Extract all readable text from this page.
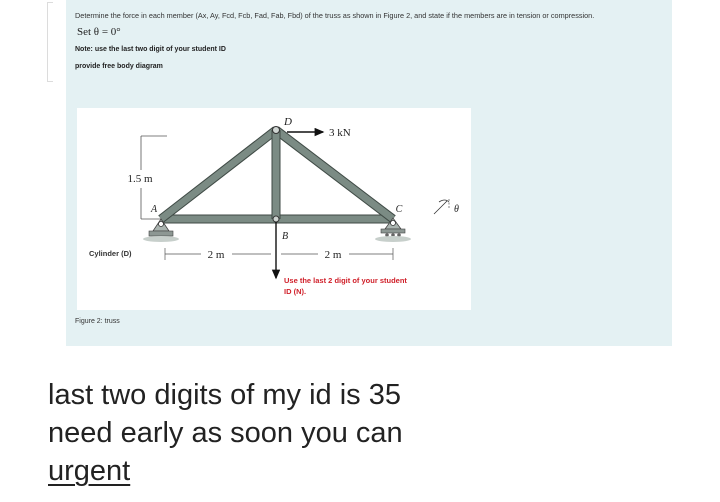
Determine the force in each member (Ax, Ay, Fcd, Fcb, Fad, Fab, Fbd) of the truss as shown in Figure 2, and state if the members are in tension or compression.
Set θ = 0°
Note: use the last two digit of your student ID
provide free body diagram
1.5 m
D
A
B
C
3 kN
2 m	2 m
θ
Cylinder (D)
Use the last 2 digit of your student
ID (N).
Figure 2: truss
last two digits of my id is 35
need early as soon you can
urgent
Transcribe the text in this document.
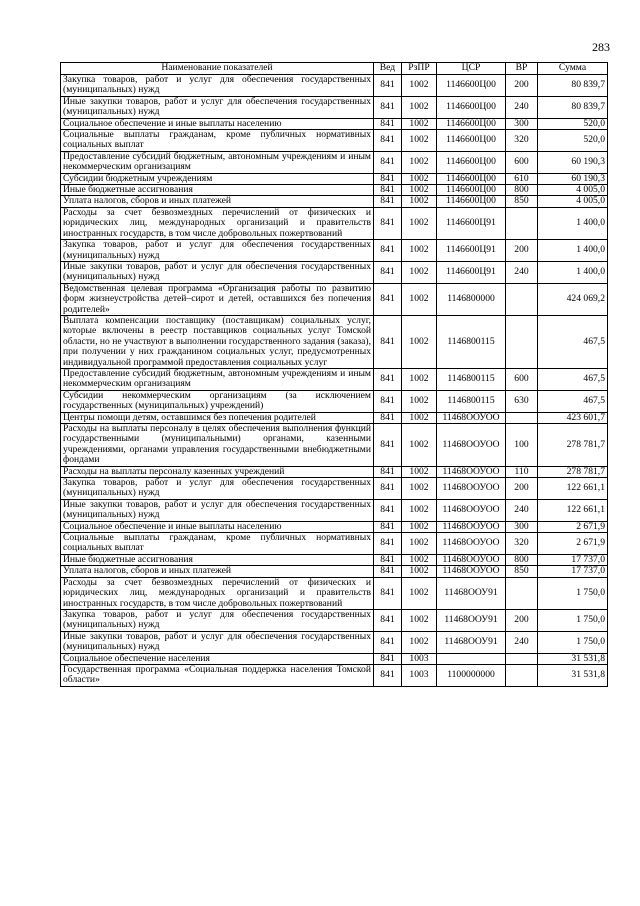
283
Наименование показателей	Вед	РзПР	ЦСР	ВР	Сумма
Закупка товаров, работ и услуг для обеспечения государственных (муниципальных) нужд	841	1002	1146600Ц00	200	80 839,7
Иные закупки товаров, работ и услуг для обеспечения государственных (муниципальных) нужд	841	1002	1146600Ц00	240	80 839,7
Социальное обеспечение и иные выплаты населению	841	1002	1146600Ц00	300	520,0
Социальные выплаты гражданам, кроме публичных нормативных социальных выплат	841	1002	1146600Ц00	320	520,0
Предоставление субсидий бюджетным, автономным учреждениям и иным некоммерческим организациям	841	1002	1146600Ц00	600	60 190,3
Субсидии бюджетным учреждениям	841	1002	1146600Ц00	610	60 190,3
Иные бюджетные ассигнования	841	1002	1146600Ц00	800	4 005,0
Уплата налогов, сборов и иных платежей	841	1002	1146600Ц00	850	4 005,0
Расходы за счет безвозмездных перечислений от физических и юридических лиц, международных организаций и правительств иностранных государств, в том числе добровольных пожертвований	841	1002	1146600Ц91		1 400,0
Закупка товаров, работ и услуг для обеспечения государственных (муниципальных) нужд	841	1002	1146600Ц91	200	1 400,0
Иные закупки товаров, работ и услуг для обеспечения государственных (муниципальных) нужд	841	1002	1146600Ц91	240	1 400,0
Ведомственная целевая программа «Организация работы по развитию форм жизнеустройства детей–сирот и детей, оставшихся без попечения родителей»	841	1002	1146800000		424 069,2
Выплата компенсации поставщику (поставщикам) социальных услуг, которые включены в реестр поставщиков социальных услуг Томской области, но не участвуют в выполнении государственного задания (заказа), при получении у них гражданином социальных услуг, предусмотренных индивидуальной программой предоставления социальных услуг	841	1002	1146800115		467,5
Предоставление субсидий бюджетным, автономным учреждениям и иным некоммерческим организациям	841	1002	1146800115	600	467,5
Субсидии некоммерческим организациям (за исключением государственных (муниципальных) учреждений)	841	1002	1146800115	630	467,5
Центры помощи детям, оставшимся без попечения родителей	841	1002	11468ООУОО		423 601,7
Расходы на выплаты персоналу в целях обеспечения выполнения функций государственными (муниципальными) органами, казенными учреждениями, органами управления государственными внебюджетными фондами	841	1002	11468ООУОО	100	278 781,7
Расходы на выплаты персоналу казенных учреждений	841	1002	11468ООУОО	110	278 781,7
Закупка товаров, работ и услуг для обеспечения государственных (муниципальных) нужд	841	1002	11468ООУОО	200	122 661,1
Иные закупки товаров, работ и услуг для обеспечения государственных (муниципальных) нужд	841	1002	11468ООУОО	240	122 661,1
Социальное обеспечение и иные выплаты населению	841	1002	11468ООУОО	300	2 671,9
Социальные выплаты гражданам, кроме публичных нормативных социальных выплат	841	1002	11468ООУОО	320	2 671,9
Иные бюджетные ассигнования	841	1002	11468ООУОО	800	17 737,0
Уплата налогов, сборов и иных платежей	841	1002	11468ООУОО	850	17 737,0
Расходы за счет безвозмездных перечислений от физических и юридических лиц, международных организаций и правительств иностранных государств, в том числе добровольных пожертвований	841	1002	11468ООУ91		1 750,0
Закупка товаров, работ и услуг для обеспечения государственных (муниципальных) нужд	841	1002	11468ООУ91	200	1 750,0
Иные закупки товаров, работ и услуг для обеспечения государственных (муниципальных) нужд	841	1002	11468ООУ91	240	1 750,0
Социальное обеспечение населения	841	1003			31 531,8
Государственная программа «Социальная поддержка населения Томской области»	841	1003	1100000000		31 531,8
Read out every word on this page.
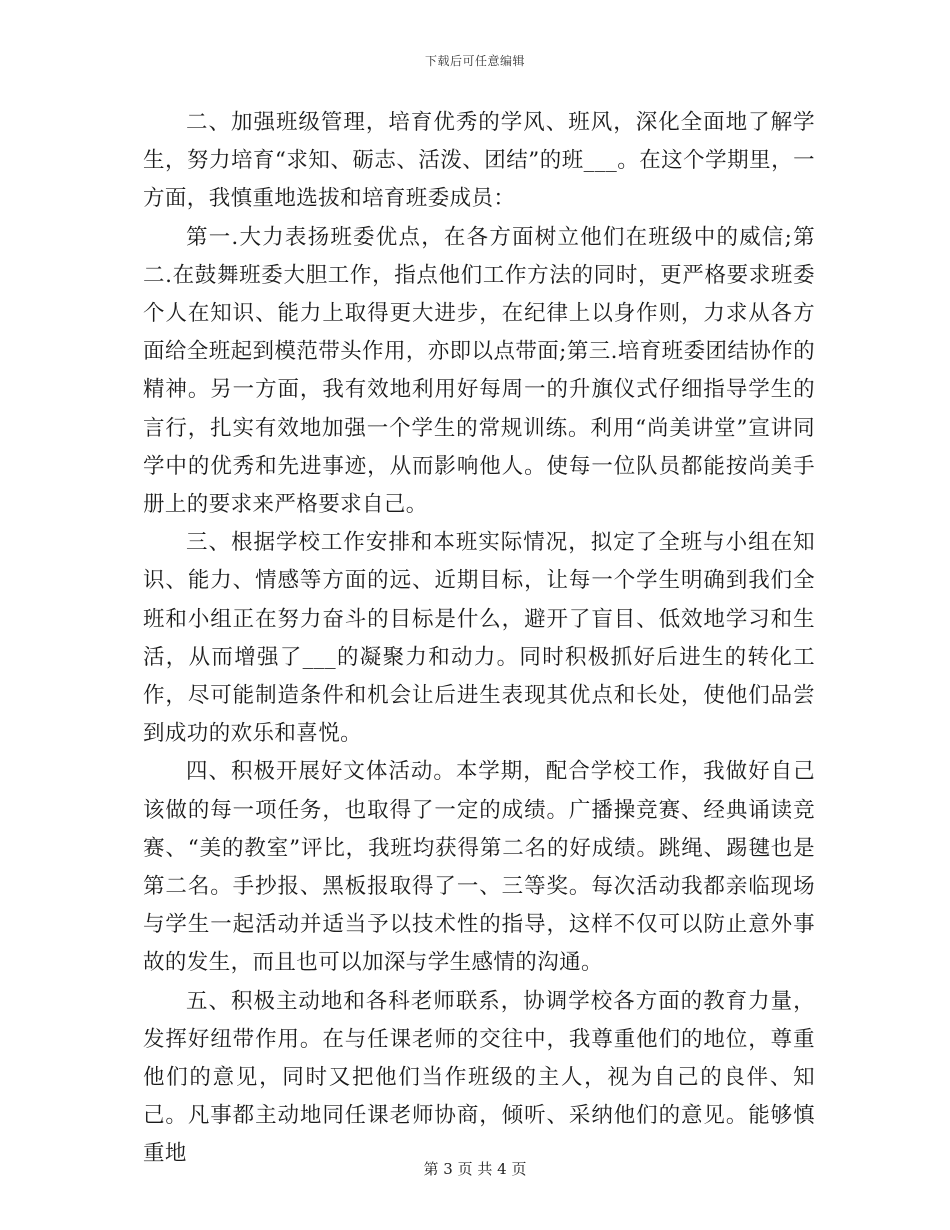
下载后可任意编辑

二、加强班级管理，培育优秀的学风、班风，深化全面地了解学生，努力培育“求知、砺志、活泼、团结”的班___。在这个学期里，一方面，我慎重地选拔和培育班委成员：

第一.大力表扬班委优点，在各方面树立他们在班级中的威信;第二.在鼓舞班委大胆工作，指点他们工作方法的同时，更严格要求班委个人在知识、能力上取得更大进步，在纪律上以身作则，力求从各方面给全班起到模范带头作用，亦即以点带面;第三.培育班委团结协作的精神。另一方面，我有效地利用好每周一的升旗仪式仔细指导学生的言行，扎实有效地加强一个学生的常规训练。利用“尚美讲堂”宣讲同学中的优秀和先进事迹，从而影响他人。使每一位队员都能按尚美手册上的要求来严格要求自己。

三、根据学校工作安排和本班实际情况，拟定了全班与小组在知识、能力、情感等方面的远、近期目标，让每一个学生明确到我们全班和小组正在努力奋斗的目标是什么，避开了盲目、低效地学习和生活，从而增强了___的凝聚力和动力。同时积极抓好后进生的转化工作，尽可能制造条件和机会让后进生表现其优点和长处，使他们品尝到成功的欢乐和喜悦。

四、积极开展好文体活动。本学期，配合学校工作，我做好自己该做的每一项任务，也取得了一定的成绩。广播操竞赛、经典诵读竞赛、“美的教室”评比，我班均获得第二名的好成绩。跳绳、踢毽也是第二名。手抄报、黑板报取得了一、三等奖。每次活动我都亲临现场与学生一起活动并适当予以技术性的指导，这样不仅可以防止意外事故的发生，而且也可以加深与学生感情的沟通。

五、积极主动地和各科老师联系，协调学校各方面的教育力量，发挥好纽带作用。在与任课老师的交往中，我尊重他们的地位，尊重他们的意见，同时又把他们当作班级的主人，视为自己的良伴、知己。凡事都主动地同任课老师协商，倾听、采纳他们的意见。能够慎重地

第 3 页 共 4 页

*-*-*

▶ YOUR OBJECTIVE:
The records above need to be restated word for word, with the pictures left out.

▶ ANSWER TO THE TASK:
Extract all readable text from this page.
Determine the force in each member (Ax, Ay, Fcd, Fcb, Fad, Fab, Fbd) of the truss as shown in Figure 2, and state if the members are in tension or compression.
Set θ = 0°
Note: use the last two digit of your student ID
provide free body diagram
1.5 m
D
A
B
C
3 kN
2 m	2 m
θ
Cylinder (D)
Use the last 2 digit of your student
ID (N).
Figure 2: truss
last two digits of my id is 35
need early as soon you can
urgent
Transcribe the text in this document.
283
Наименование показателей	Вед	РзПР	ЦСР	ВР	Сумма
Закупка товаров, работ и услуг для обеспечения государственных (муниципальных) нужд	841	1002	1146600Ц00	200	80 839,7
Иные закупки товаров, работ и услуг для обеспечения государственных (муниципальных) нужд	841	1002	1146600Ц00	240	80 839,7
Социальное обеспечение и иные выплаты населению	841	1002	1146600Ц00	300	520,0
Социальные выплаты гражданам, кроме публичных нормативных социальных выплат	841	1002	1146600Ц00	320	520,0
Предоставление субсидий бюджетным, автономным учреждениям и иным некоммерческим организациям	841	1002	1146600Ц00	600	60 190,3
Субсидии бюджетным учреждениям	841	1002	1146600Ц00	610	60 190,3
Иные бюджетные ассигнования	841	1002	1146600Ц00	800	4 005,0
Уплата налогов, сборов и иных платежей	841	1002	1146600Ц00	850	4 005,0
Расходы за счет безвозмездных перечислений от физических и юридических лиц, международных организаций и правительств иностранных государств, в том числе добровольных пожертвований	841	1002	1146600Ц91		1 400,0
Закупка товаров, работ и услуг для обеспечения государственных (муниципальных) нужд	841	1002	1146600Ц91	200	1 400,0
Иные закупки товаров, работ и услуг для обеспечения государственных (муниципальных) нужд	841	1002	1146600Ц91	240	1 400,0
Ведомственная целевая программа «Организация работы по развитию форм жизнеустройства детей–сирот и детей, оставшихся без попечения родителей»	841	1002	1146800000		424 069,2
Выплата компенсации поставщику (поставщикам) социальных услуг, которые включены в реестр поставщиков социальных услуг Томской области, но не участвуют в выполнении государственного задания (заказа), при получении у них гражданином социальных услуг, предусмотренных индивидуальной программой предоставления социальных услуг	841	1002	1146800115		467,5
Предоставление субсидий бюджетным, автономным учреждениям и иным некоммерческим организациям	841	1002	1146800115	600	467,5
Субсидии некоммерческим организациям (за исключением государственных (муниципальных) учреждений)	841	1002	1146800115	630	467,5
Центры помощи детям, оставшимся без попечения родителей	841	1002	11468ООУОО		423 601,7
Расходы на выплаты персоналу в целях обеспечения выполнения функций государственными (муниципальными) органами, казенными учреждениями, органами управления государственными внебюджетными фондами	841	1002	11468ООУОО	100	278 781,7
Расходы на выплаты персоналу казенных учреждений	841	1002	11468ООУОО	110	278 781,7
Закупка товаров, работ и услуг для обеспечения государственных (муниципальных) нужд	841	1002	11468ООУОО	200	122 661,1
Иные закупки товаров, работ и услуг для обеспечения государственных (муниципальных) нужд	841	1002	11468ООУОО	240	122 661,1
Социальное обеспечение и иные выплаты населению	841	1002	11468ООУОО	300	2 671,9
Социальные выплаты гражданам, кроме публичных нормативных социальных выплат	841	1002	11468ООУОО	320	2 671,9
Иные бюджетные ассигнования	841	1002	11468ООУОО	800	17 737,0
Уплата налогов, сборов и иных платежей	841	1002	11468ООУОО	850	17 737,0
Расходы за счет безвозмездных перечислений от физических и юридических лиц, международных организаций и правительств иностранных государств, в том числе добровольных пожертвований	841	1002	11468ООУ91		1 750,0
Закупка товаров, работ и услуг для обеспечения государственных (муниципальных) нужд	841	1002	11468ООУ91	200	1 750,0
Иные закупки товаров, работ и услуг для обеспечения государственных (муниципальных) нужд	841	1002	11468ООУ91	240	1 750,0
Социальное обеспечение населения	841	1003			31 531,8
Государственная программа «Социальная поддержка населения Томской области»	841	1003	1100000000		31 531,8
Read out every word on this page.
下载后可任意编辑

二、加强班级管理，培育优秀的学风、班风，深化全面地了解学生，努力培育“求知、砺志、活泼、团结”的班___。在这个学期里，一方面，我慎重地选拔和培育班委成员：

第一.大力表扬班委优点，在各方面树立他们在班级中的威信;第二.在鼓舞班委大胆工作，指点他们工作方法的同时，更严格要求班委个人在知识、能力上取得更大进步，在纪律上以身作则，力求从各方面给全班起到模范带头作用，亦即以点带面;第三.培育班委团结协作的精神。另一方面，我有效地利用好每周一的升旗仪式仔细指导学生的言行，扎实有效地加强一个学生的常规训练。利用“尚美讲堂”宣讲同学中的优秀和先进事迹，从而影响他人。使每一位队员都能按尚美手册上的要求来严格要求自己。

三、根据学校工作安排和本班实际情况，拟定了全班与小组在知识、能力、情感等方面的远、近期目标，让每一个学生明确到我们全班和小组正在努力奋斗的目标是什么，避开了盲目、低效地学习和生活，从而增强了___的凝聚力和动力。同时积极抓好后进生的转化工作，尽可能制造条件和机会让后进生表现其优点和长处，使他们品尝到成功的欢乐和喜悦。

四、积极开展好文体活动。本学期，配合学校工作，我做好自己该做的每一项任务，也取得了一定的成绩。广播操竞赛、经典诵读竞赛、“美的教室”评比，我班均获得第二名的好成绩。跳绳、踢毽也是第二名。手抄报、黑板报取得了一、三等奖。每次活动我都亲临现场与学生一起活动并适当予以技术性的指导，这样不仅可以防止意外事故的发生，而且也可以加深与学生感情的沟通。

五、积极主动地和各科老师联系，协调学校各方面的教育力量，发挥好纽带作用。在与任课老师的交往中，我尊重他们的地位，尊重他们的意见，同时又把他们当作班级的主人，视为自己的良伴、知己。凡事都主动地同任课老师协商，倾听、采纳他们的意见。能够慎重地

第 3 页 共 4 页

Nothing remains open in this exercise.